▶ [SET PROBLEM]
In your copy, include every line of the listing below exactly but none of the pictures.

————

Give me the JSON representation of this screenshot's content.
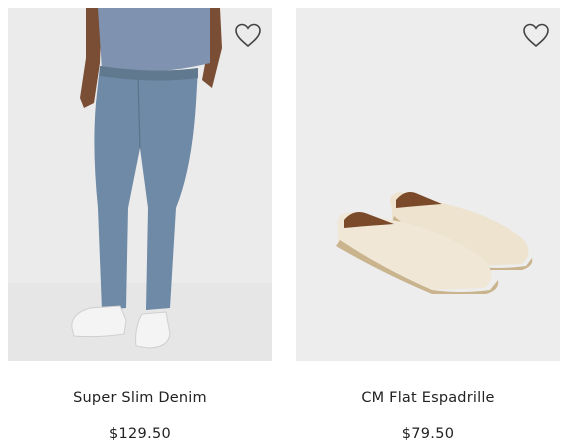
{
  "products": [
    {
      "name": "Super Slim Denim",
      "price": "$129.50",
      "favorite_icon": "heart-outline-icon"
    },
    {
      "name": "CM Flat Espadrille",
      "price": "$79.50",
      "favorite_icon": "heart-outline-icon"
    }
  ],
  "colors": {
    "image_background": "#ececec",
    "denim": "#6f8aa6",
    "shirt": "#7f93b0",
    "espadrille": "#efe6d4",
    "text": "#222222"
  }
}
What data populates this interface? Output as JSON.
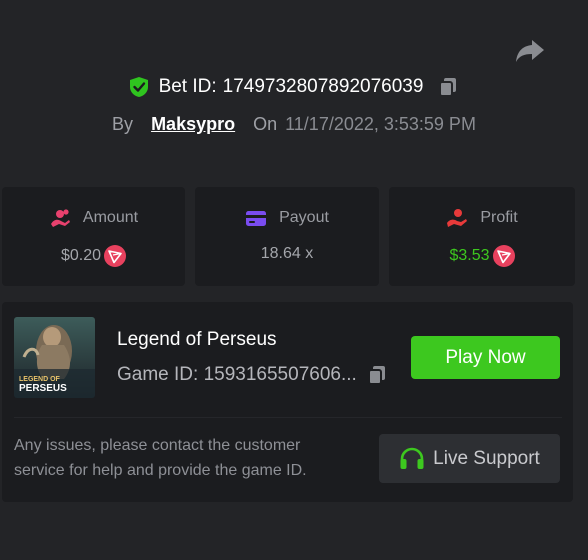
{
  "bet": {
    "id_label": "Bet ID:",
    "id_value": "1749732807892076039",
    "by_label": "By",
    "username": "Maksypro",
    "on_label": "On",
    "date": "11/17/2022, 3:53:59 PM"
  },
  "stats": {
    "amount": {
      "label": "Amount",
      "value": "$0.20"
    },
    "payout": {
      "label": "Payout",
      "value": "18.64 x"
    },
    "profit": {
      "label": "Profit",
      "value": "$3.53"
    }
  },
  "game": {
    "title": "Legend of Perseus",
    "id_label": "Game ID:",
    "id_value": "1593165507606...",
    "thumb_text_line1": "LEGEND OF",
    "thumb_text_line2": "PERSEUS",
    "play_label": "Play Now"
  },
  "support": {
    "text": "Any issues, please contact the customer service for help and provide the game ID.",
    "button_label": "Live Support"
  },
  "colors": {
    "background": "#232427",
    "card": "#1b1c1f",
    "accent_green": "#3dc81f",
    "coin_red": "#e8415e",
    "amount_icon": "#e8416e",
    "payout_icon": "#7a4cf0",
    "profit_icon": "#e83a3a"
  },
  "icons": [
    "share-icon",
    "shield-check-icon",
    "copy-icon",
    "coins-icon",
    "card-icon",
    "hand-user-icon",
    "tron-coin-icon",
    "headset-icon"
  ]
}
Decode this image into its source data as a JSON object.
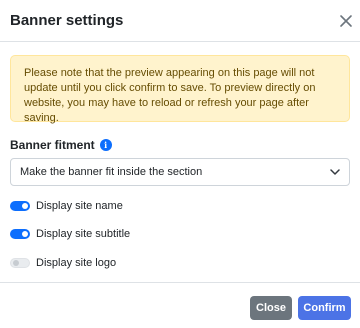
{
  "modal": {
    "title": "Banner settings",
    "close_icon": "close-icon"
  },
  "alert": {
    "text": "Please note that the preview appearing on this page will not update until you click confirm to save. To preview directly on website, you may have to reload or refresh your page after saving."
  },
  "fitment": {
    "label": "Banner fitment",
    "info_icon": "info-icon",
    "info_glyph": "i",
    "selected": "Make the banner fit inside the section",
    "chevron_icon": "chevron-down-icon"
  },
  "toggles": [
    {
      "label": "Display site name",
      "on": true
    },
    {
      "label": "Display site subtitle",
      "on": true
    },
    {
      "label": "Display site logo",
      "on": false
    }
  ],
  "footer": {
    "close_label": "Close",
    "confirm_label": "Confirm"
  },
  "colors": {
    "primary": "#0d6efd",
    "confirm_button": "#4c73e6",
    "close_button": "#6c757d",
    "alert_bg": "#fff3cd",
    "alert_text": "#664d03"
  }
}
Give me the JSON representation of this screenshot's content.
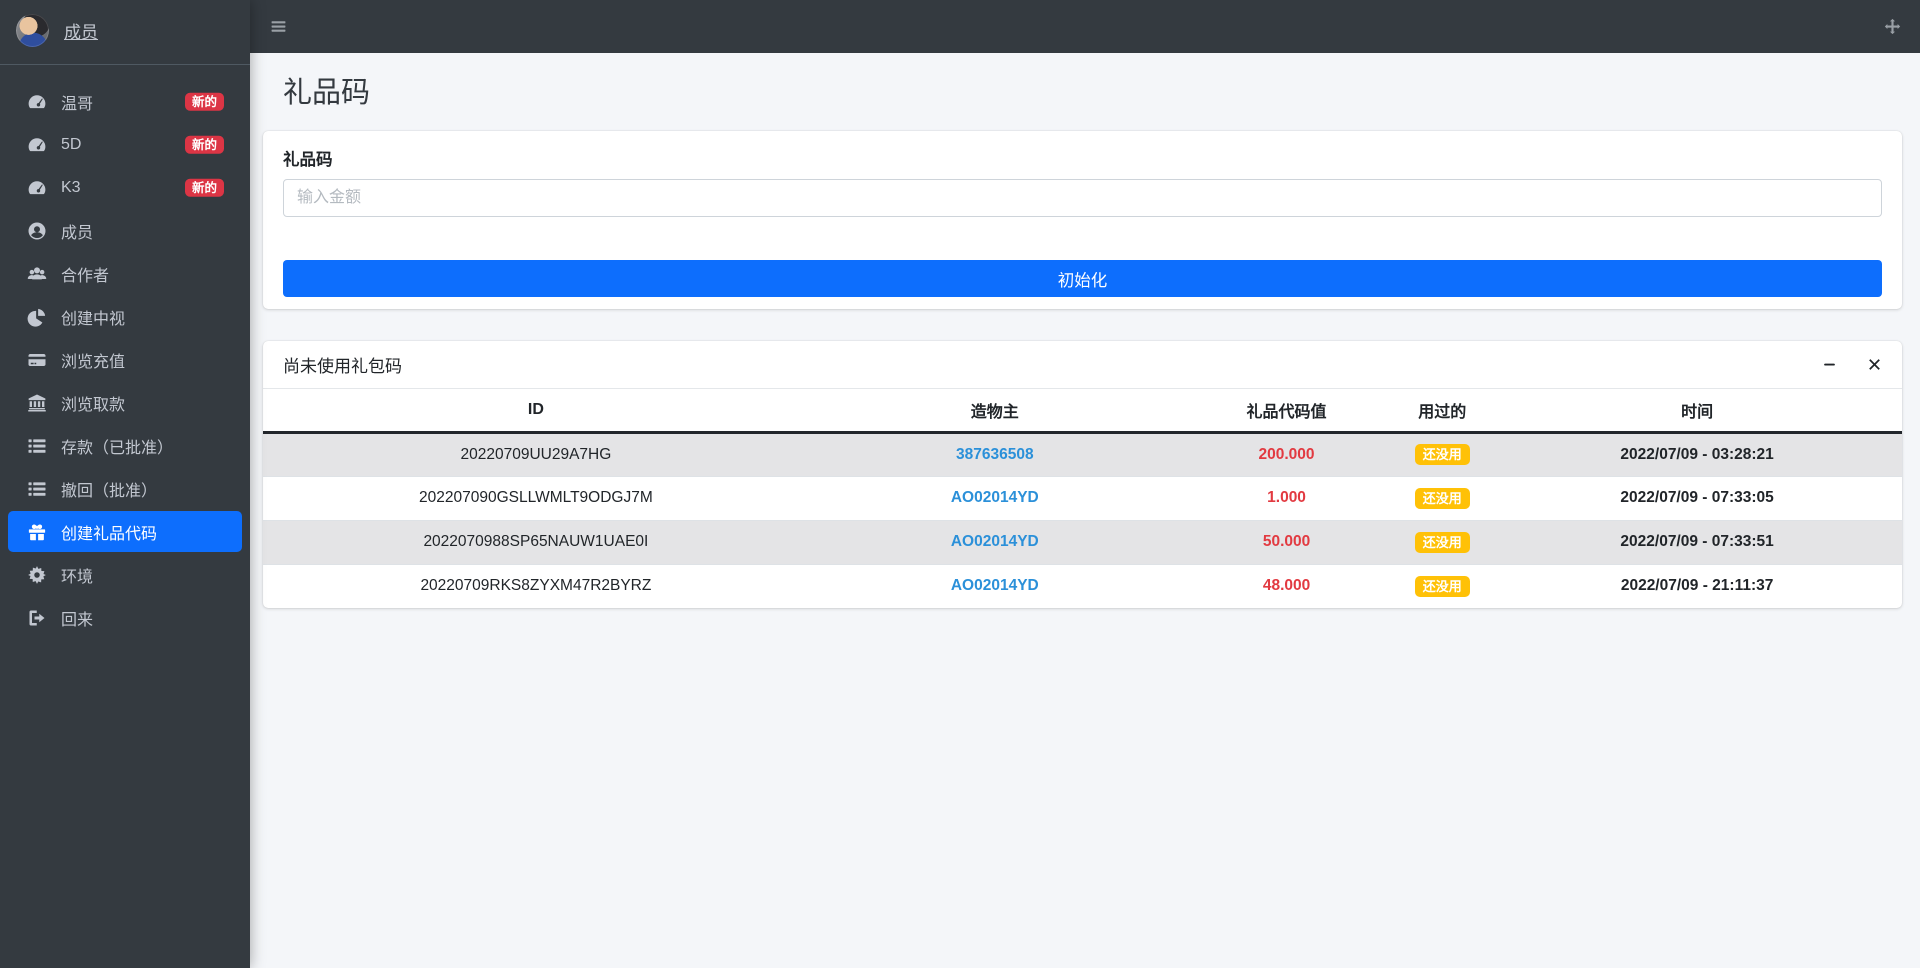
{
  "colors": {
    "sidebar_bg": "#343a40",
    "accent_blue": "#0d6efd",
    "badge_new_red": "#dc3545",
    "unused_badge_yellow": "#ffc107",
    "value_red": "#e23a41",
    "creator_link_blue": "#2b90d9",
    "content_bg": "#f4f6f9"
  },
  "sidebar": {
    "user": {
      "name": "成员"
    },
    "items": [
      {
        "label": "温哥",
        "icon": "speedometer-icon",
        "badge": "新的"
      },
      {
        "label": "5D",
        "icon": "speedometer-icon",
        "badge": "新的"
      },
      {
        "label": "K3",
        "icon": "speedometer-icon",
        "badge": "新的"
      },
      {
        "label": "成员",
        "icon": "user-circle-icon"
      },
      {
        "label": "合作者",
        "icon": "users-icon"
      },
      {
        "label": "创建中视",
        "icon": "pie-chart-icon"
      },
      {
        "label": "浏览充值",
        "icon": "credit-card-icon"
      },
      {
        "label": "浏览取款",
        "icon": "bank-icon"
      },
      {
        "label": "存款（已批准）",
        "icon": "list-icon"
      },
      {
        "label": "撤回（批准）",
        "icon": "list-icon"
      },
      {
        "label": "创建礼品代码",
        "icon": "gift-icon",
        "active": true
      },
      {
        "label": "环境",
        "icon": "gear-icon"
      },
      {
        "label": "回来",
        "icon": "sign-out-icon"
      }
    ]
  },
  "page": {
    "title": "礼品码"
  },
  "gift_form": {
    "card_label": "礼品码",
    "input_placeholder": "输入金额",
    "submit_label": "初始化"
  },
  "unused_codes": {
    "title": "尚未使用礼包码",
    "columns": [
      "ID",
      "造物主",
      "礼品代码值",
      "用过的",
      "时间"
    ],
    "rows": [
      {
        "id": "20220709UU29A7HG",
        "creator": "387636508",
        "value": "200.000",
        "used": "还没用",
        "time": "2022/07/09 - 03:28:21"
      },
      {
        "id": "202207090GSLLWMLT9ODGJ7M",
        "creator": "AO02014YD",
        "value": "1.000",
        "used": "还没用",
        "time": "2022/07/09 - 07:33:05"
      },
      {
        "id": "2022070988SP65NAUW1UAE0I",
        "creator": "AO02014YD",
        "value": "50.000",
        "used": "还没用",
        "time": "2022/07/09 - 07:33:51"
      },
      {
        "id": "20220709RKS8ZYXM47R2BYRZ",
        "creator": "AO02014YD",
        "value": "48.000",
        "used": "还没用",
        "time": "2022/07/09 - 21:11:37"
      }
    ]
  }
}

————

▶ [TASK RESPONSE]
Give me the JSON representation of this screenshot's content.
{
  "products": [
    {
      "name": "Super Slim Denim",
      "price": "$129.50",
      "favorite_icon": "heart-outline-icon"
    },
    {
      "name": "CM Flat Espadrille",
      "price": "$79.50",
      "favorite_icon": "heart-outline-icon"
    }
  ],
  "colors": {
    "image_background": "#ececec",
    "denim": "#6f8aa6",
    "shirt": "#7f93b0",
    "espadrille": "#efe6d4",
    "text": "#222222"
  }
}
What data populates this interface? Output as JSON.
{
  "bet": {
    "id_label": "Bet ID:",
    "id_value": "1749732807892076039",
    "by_label": "By",
    "username": "Maksypro",
    "on_label": "On",
    "date": "11/17/2022, 3:53:59 PM"
  },
  "stats": {
    "amount": {
      "label": "Amount",
      "value": "$0.20"
    },
    "payout": {
      "label": "Payout",
      "value": "18.64 x"
    },
    "profit": {
      "label": "Profit",
      "value": "$3.53"
    }
  },
  "game": {
    "title": "Legend of Perseus",
    "id_label": "Game ID:",
    "id_value": "1593165507606...",
    "thumb_text_line1": "LEGEND OF",
    "thumb_text_line2": "PERSEUS",
    "play_label": "Play Now"
  },
  "support": {
    "text": "Any issues, please contact the customer service for help and provide the game ID.",
    "button_label": "Live Support"
  },
  "colors": {
    "background": "#232427",
    "card": "#1b1c1f",
    "accent_green": "#3dc81f",
    "coin_red": "#e8415e",
    "amount_icon": "#e8416e",
    "payout_icon": "#7a4cf0",
    "profit_icon": "#e83a3a"
  },
  "icons": [
    "share-icon",
    "shield-check-icon",
    "copy-icon",
    "coins-icon",
    "card-icon",
    "hand-user-icon",
    "tron-coin-icon",
    "headset-icon"
  ]
}
Decode this image into its source data as a JSON object.
{
  "modal": {
    "title": "Banner settings",
    "close_icon": "close-icon"
  },
  "alert": {
    "text": "Please note that the preview appearing on this page will not update until you click confirm to save. To preview directly on website, you may have to reload or refresh your page after saving."
  },
  "fitment": {
    "label": "Banner fitment",
    "info_icon": "info-icon",
    "info_glyph": "i",
    "selected": "Make the banner fit inside the section",
    "chevron_icon": "chevron-down-icon"
  },
  "toggles": [
    {
      "label": "Display site name",
      "on": true
    },
    {
      "label": "Display site subtitle",
      "on": true
    },
    {
      "label": "Display site logo",
      "on": false
    }
  ],
  "footer": {
    "close_label": "Close",
    "confirm_label": "Confirm"
  },
  "colors": {
    "primary": "#0d6efd",
    "confirm_button": "#4c73e6",
    "close_button": "#6c757d",
    "alert_bg": "#fff3cd",
    "alert_text": "#664d03"
  }
}
Give me the JSON representation of this screenshot's content.
{
  "colors": {
    "sidebar_bg": "#343a40",
    "accent_blue": "#0d6efd",
    "badge_new_red": "#dc3545",
    "unused_badge_yellow": "#ffc107",
    "value_red": "#e23a41",
    "creator_link_blue": "#2b90d9",
    "content_bg": "#f4f6f9"
  },
  "sidebar": {
    "user": {
      "name": "成员"
    },
    "items": [
      {
        "label": "温哥",
        "icon": "speedometer-icon",
        "badge": "新的"
      },
      {
        "label": "5D",
        "icon": "speedometer-icon",
        "badge": "新的"
      },
      {
        "label": "K3",
        "icon": "speedometer-icon",
        "badge": "新的"
      },
      {
        "label": "成员",
        "icon": "user-circle-icon"
      },
      {
        "label": "合作者",
        "icon": "users-icon"
      },
      {
        "label": "创建中视",
        "icon": "pie-chart-icon"
      },
      {
        "label": "浏览充值",
        "icon": "credit-card-icon"
      },
      {
        "label": "浏览取款",
        "icon": "bank-icon"
      },
      {
        "label": "存款（已批准）",
        "icon": "list-icon"
      },
      {
        "label": "撤回（批准）",
        "icon": "list-icon"
      },
      {
        "label": "创建礼品代码",
        "icon": "gift-icon",
        "active": true
      },
      {
        "label": "环境",
        "icon": "gear-icon"
      },
      {
        "label": "回来",
        "icon": "sign-out-icon"
      }
    ]
  },
  "page": {
    "title": "礼品码"
  },
  "gift_form": {
    "card_label": "礼品码",
    "input_placeholder": "输入金额",
    "submit_label": "初始化"
  },
  "unused_codes": {
    "title": "尚未使用礼包码",
    "columns": [
      "ID",
      "造物主",
      "礼品代码值",
      "用过的",
      "时间"
    ],
    "rows": [
      {
        "id": "20220709UU29A7HG",
        "creator": "387636508",
        "value": "200.000",
        "used": "还没用",
        "time": "2022/07/09 - 03:28:21"
      },
      {
        "id": "202207090GSLLWMLT9ODGJ7M",
        "creator": "AO02014YD",
        "value": "1.000",
        "used": "还没用",
        "time": "2022/07/09 - 07:33:05"
      },
      {
        "id": "2022070988SP65NAUW1UAE0I",
        "creator": "AO02014YD",
        "value": "50.000",
        "used": "还没用",
        "time": "2022/07/09 - 07:33:51"
      },
      {
        "id": "20220709RKS8ZYXM47R2BYRZ",
        "creator": "AO02014YD",
        "value": "48.000",
        "used": "还没用",
        "time": "2022/07/09 - 21:11:37"
      }
    ]
  }
}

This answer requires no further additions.